*Prompt*. How many of these lines hold the string "JSON"? Answer with the number only.

═════ Supplied records ═════

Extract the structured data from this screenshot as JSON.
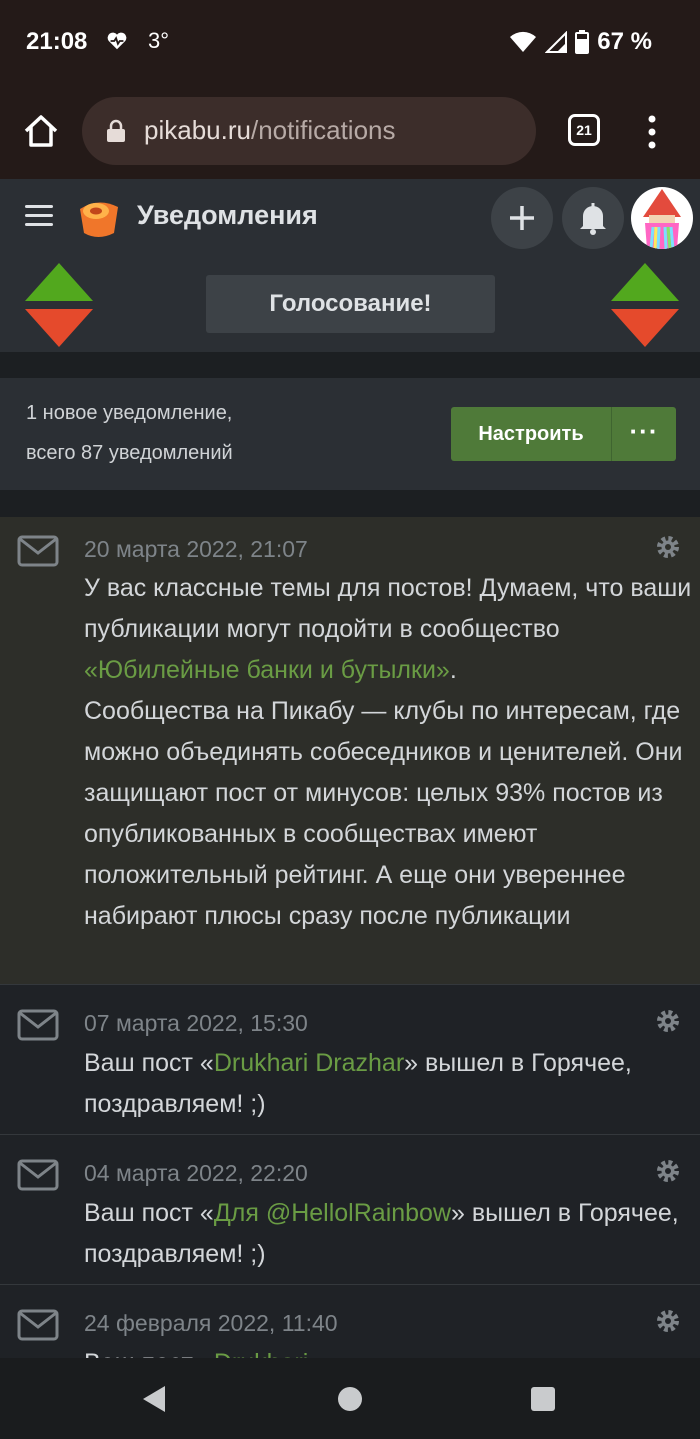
{
  "status": {
    "time": "21:08",
    "temperature": "3°",
    "battery": "67 %"
  },
  "browser": {
    "url_host": "pikabu.ru",
    "url_path": "/notifications",
    "tab_count": "21"
  },
  "header": {
    "title": "Уведомления"
  },
  "vote": {
    "label": "Голосование!"
  },
  "summary": {
    "line1": "1 новое уведомление,",
    "line2": "всего 87 уведомлений",
    "configure_label": "Настроить",
    "more_label": "···"
  },
  "notifications": [
    {
      "date": "20 марта 2022, 21:07",
      "p1_before": "У вас классные темы для постов! Думаем, что ваши публикации могут подойти в сообщество ",
      "p1_link": "«Юбилейные банки и бутылки»",
      "p1_after": ".",
      "p2": "Сообщества на Пикабу — клубы по интересам, где можно объединять собеседников и ценителей. Они защищают пост от минусов: целых 93% постов из опубликованных в сообществах имеют положительный рейтинг. А еще они увереннее набирают плюсы сразу после публикации"
    },
    {
      "date": "07 марта 2022, 15:30",
      "before": "Ваш пост «",
      "link": "Drukhari Drazhar",
      "after": "» вышел в Горячее, поздравляем! ;)"
    },
    {
      "date": "04 марта 2022, 22:20",
      "before": "Ваш пост «",
      "link": "Для @HellolRainbow",
      "after": "» вышел в Горячее, поздравляем! ;)"
    },
    {
      "date": "24 февраля 2022, 11:40",
      "before": "Ваш пост «",
      "link": "Drukhari",
      "after": ""
    }
  ],
  "colors": {
    "accent_green": "#6a9c44",
    "button_green": "#4f7a39",
    "vote_up": "#52a81e",
    "vote_down": "#e54a2c"
  }
}
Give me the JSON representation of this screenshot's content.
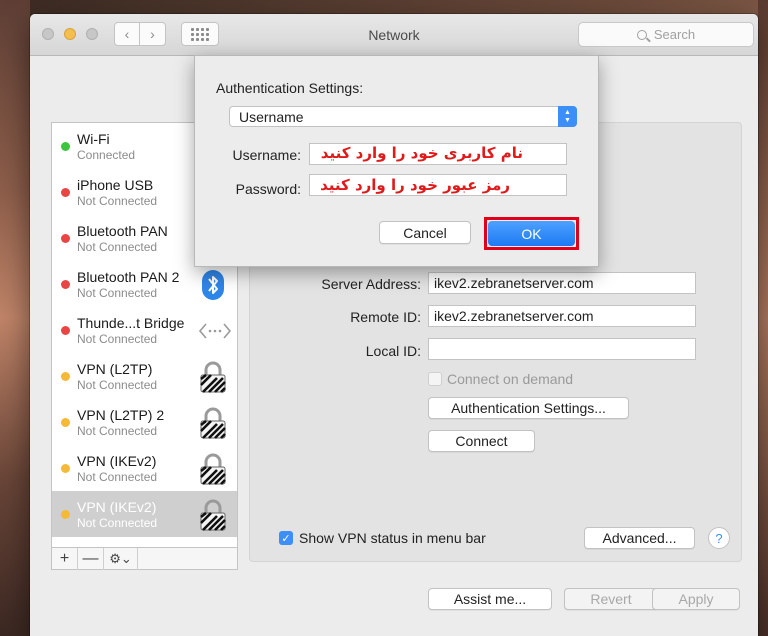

═════

*Task response*. 2